_SHORT PROBLEM_
Copy every line that holds "ECMWF".

_RECORDS PROVIDED_
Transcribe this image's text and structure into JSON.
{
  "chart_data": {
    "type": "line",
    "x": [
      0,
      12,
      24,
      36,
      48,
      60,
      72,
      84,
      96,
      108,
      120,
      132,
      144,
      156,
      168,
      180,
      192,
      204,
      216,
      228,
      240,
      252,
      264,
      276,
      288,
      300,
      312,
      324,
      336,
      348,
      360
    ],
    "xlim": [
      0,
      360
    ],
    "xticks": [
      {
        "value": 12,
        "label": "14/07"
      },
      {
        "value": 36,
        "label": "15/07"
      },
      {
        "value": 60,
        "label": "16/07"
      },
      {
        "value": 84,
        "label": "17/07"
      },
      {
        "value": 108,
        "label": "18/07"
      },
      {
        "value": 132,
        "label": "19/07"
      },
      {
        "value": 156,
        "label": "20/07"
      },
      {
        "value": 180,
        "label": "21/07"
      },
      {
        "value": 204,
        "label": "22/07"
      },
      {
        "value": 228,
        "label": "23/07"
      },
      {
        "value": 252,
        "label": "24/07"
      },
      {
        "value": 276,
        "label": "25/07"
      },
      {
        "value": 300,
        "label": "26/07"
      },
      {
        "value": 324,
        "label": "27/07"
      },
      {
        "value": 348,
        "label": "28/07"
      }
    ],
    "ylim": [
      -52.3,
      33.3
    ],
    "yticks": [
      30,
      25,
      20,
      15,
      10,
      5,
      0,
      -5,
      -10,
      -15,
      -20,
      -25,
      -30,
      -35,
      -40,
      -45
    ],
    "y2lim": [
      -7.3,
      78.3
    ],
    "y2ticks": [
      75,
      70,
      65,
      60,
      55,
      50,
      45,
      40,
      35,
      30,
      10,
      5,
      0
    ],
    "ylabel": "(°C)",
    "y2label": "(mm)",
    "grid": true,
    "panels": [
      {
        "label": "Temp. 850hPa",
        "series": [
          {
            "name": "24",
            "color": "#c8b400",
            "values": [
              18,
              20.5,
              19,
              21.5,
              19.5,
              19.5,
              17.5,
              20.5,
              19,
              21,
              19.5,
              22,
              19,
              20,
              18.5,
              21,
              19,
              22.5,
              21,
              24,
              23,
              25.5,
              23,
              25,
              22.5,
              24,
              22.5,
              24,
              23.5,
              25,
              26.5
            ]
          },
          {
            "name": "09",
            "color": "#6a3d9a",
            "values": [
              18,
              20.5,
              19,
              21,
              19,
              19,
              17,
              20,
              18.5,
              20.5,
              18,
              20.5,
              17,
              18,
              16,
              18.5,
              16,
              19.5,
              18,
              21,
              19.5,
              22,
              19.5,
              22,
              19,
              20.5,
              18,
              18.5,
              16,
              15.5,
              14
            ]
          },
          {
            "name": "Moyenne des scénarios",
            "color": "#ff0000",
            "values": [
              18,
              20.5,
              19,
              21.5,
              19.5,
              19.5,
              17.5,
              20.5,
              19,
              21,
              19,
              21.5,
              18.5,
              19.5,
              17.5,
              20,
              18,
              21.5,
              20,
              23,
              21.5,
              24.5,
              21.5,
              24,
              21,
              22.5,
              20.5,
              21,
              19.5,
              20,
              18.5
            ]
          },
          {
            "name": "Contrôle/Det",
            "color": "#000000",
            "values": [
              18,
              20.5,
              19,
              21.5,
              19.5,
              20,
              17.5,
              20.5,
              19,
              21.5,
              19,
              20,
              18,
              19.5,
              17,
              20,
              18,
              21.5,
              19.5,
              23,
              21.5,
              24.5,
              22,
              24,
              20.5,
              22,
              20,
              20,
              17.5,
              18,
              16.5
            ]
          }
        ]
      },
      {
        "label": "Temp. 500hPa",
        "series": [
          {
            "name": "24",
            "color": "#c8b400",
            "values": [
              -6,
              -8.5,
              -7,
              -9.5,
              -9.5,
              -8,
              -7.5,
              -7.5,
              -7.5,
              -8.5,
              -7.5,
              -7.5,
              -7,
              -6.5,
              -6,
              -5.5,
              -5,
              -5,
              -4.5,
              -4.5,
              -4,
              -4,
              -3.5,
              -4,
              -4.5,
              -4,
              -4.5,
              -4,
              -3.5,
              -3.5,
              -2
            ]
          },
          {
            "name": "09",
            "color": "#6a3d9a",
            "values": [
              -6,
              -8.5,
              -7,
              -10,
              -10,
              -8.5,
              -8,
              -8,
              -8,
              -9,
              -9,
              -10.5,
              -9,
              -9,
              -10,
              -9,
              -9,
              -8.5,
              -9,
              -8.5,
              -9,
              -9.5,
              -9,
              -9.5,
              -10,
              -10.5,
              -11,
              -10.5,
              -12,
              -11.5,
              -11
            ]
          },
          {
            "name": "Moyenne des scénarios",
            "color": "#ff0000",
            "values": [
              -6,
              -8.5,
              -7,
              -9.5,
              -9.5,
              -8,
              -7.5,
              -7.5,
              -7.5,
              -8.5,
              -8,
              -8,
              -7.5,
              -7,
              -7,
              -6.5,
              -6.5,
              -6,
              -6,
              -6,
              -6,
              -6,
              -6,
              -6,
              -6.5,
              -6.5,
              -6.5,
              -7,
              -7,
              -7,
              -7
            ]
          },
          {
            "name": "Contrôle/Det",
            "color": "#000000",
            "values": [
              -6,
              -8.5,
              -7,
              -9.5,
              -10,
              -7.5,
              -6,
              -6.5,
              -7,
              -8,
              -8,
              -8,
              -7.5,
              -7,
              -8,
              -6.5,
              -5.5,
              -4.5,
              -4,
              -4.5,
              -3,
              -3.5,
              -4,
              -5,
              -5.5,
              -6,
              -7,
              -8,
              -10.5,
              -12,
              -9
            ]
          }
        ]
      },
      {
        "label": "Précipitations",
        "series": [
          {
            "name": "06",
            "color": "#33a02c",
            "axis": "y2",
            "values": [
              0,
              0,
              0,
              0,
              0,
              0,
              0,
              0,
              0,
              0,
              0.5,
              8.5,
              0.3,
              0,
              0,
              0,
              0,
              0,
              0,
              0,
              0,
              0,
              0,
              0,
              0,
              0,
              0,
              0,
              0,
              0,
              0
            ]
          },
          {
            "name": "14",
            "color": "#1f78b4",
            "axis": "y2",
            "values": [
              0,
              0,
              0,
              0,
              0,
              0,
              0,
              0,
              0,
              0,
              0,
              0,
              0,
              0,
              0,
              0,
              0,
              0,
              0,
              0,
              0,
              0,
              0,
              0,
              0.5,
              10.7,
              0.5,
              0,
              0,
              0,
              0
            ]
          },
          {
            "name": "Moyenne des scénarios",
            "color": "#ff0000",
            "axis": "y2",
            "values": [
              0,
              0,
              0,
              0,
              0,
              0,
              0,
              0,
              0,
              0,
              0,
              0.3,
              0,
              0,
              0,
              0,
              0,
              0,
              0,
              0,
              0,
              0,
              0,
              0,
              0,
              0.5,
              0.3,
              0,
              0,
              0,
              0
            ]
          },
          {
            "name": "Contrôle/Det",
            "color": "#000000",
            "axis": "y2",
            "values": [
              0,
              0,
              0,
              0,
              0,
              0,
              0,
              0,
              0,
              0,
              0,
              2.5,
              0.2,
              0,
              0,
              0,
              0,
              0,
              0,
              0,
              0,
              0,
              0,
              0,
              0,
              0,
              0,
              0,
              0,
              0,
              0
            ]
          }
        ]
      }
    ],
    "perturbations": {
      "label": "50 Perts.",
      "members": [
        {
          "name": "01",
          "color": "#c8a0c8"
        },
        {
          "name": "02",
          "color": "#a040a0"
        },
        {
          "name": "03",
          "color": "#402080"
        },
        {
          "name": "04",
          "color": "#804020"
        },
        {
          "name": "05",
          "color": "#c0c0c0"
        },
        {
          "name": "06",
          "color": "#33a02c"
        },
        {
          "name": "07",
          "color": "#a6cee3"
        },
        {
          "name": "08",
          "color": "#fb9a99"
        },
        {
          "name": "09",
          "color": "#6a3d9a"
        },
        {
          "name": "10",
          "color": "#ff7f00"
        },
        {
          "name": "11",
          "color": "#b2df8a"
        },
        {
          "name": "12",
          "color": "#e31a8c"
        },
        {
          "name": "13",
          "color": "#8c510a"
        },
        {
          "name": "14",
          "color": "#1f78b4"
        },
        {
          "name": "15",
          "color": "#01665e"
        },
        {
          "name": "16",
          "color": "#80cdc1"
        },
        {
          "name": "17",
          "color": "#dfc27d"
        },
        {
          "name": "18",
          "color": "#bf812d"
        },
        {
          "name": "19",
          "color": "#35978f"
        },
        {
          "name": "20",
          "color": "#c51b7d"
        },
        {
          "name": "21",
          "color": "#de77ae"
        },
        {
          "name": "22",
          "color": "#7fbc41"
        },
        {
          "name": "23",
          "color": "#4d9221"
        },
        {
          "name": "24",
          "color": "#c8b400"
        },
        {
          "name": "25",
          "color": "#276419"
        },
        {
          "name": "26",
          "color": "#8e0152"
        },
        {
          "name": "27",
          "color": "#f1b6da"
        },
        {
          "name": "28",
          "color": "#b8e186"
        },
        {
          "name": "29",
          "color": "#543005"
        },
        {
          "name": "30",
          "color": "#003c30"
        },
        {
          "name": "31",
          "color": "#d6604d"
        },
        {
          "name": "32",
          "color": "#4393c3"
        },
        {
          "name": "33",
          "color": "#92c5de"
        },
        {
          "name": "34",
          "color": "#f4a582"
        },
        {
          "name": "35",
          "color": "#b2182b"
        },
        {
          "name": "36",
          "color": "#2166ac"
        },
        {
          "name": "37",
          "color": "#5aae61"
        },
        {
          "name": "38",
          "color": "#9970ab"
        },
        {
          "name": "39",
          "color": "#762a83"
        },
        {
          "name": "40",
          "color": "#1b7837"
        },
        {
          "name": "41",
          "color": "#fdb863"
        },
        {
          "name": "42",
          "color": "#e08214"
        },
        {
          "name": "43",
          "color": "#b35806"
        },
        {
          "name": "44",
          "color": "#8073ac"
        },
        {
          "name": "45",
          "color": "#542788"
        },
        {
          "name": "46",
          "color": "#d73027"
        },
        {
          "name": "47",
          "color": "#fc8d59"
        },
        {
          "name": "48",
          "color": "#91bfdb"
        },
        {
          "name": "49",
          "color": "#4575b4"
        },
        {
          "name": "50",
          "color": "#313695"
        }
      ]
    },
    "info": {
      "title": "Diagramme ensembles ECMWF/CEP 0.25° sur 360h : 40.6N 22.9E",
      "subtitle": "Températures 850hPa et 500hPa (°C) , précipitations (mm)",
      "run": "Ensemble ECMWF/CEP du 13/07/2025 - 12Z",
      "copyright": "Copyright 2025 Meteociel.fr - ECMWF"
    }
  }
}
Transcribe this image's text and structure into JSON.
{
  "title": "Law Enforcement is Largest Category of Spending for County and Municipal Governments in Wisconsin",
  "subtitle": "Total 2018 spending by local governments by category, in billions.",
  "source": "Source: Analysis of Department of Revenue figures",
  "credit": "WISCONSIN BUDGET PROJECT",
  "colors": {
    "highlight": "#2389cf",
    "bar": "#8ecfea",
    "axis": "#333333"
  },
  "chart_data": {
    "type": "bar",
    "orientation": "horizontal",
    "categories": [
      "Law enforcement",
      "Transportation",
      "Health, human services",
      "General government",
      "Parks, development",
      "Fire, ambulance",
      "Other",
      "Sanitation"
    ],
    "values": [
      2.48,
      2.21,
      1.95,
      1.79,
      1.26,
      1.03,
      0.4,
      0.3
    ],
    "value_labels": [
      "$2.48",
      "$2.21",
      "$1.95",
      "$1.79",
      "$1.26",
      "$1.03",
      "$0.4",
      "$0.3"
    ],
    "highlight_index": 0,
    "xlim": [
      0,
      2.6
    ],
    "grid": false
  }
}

_WORKED SOLUTION_
      "title": "Diagramme ensembles ECMWF/CEP 0.25° sur 360h : 40.6N 22.9E",
      "run": "Ensemble ECMWF/CEP du 13/07/2025 - 12Z",
      "copyright": "Copyright 2025 Meteociel.fr - ECMWF"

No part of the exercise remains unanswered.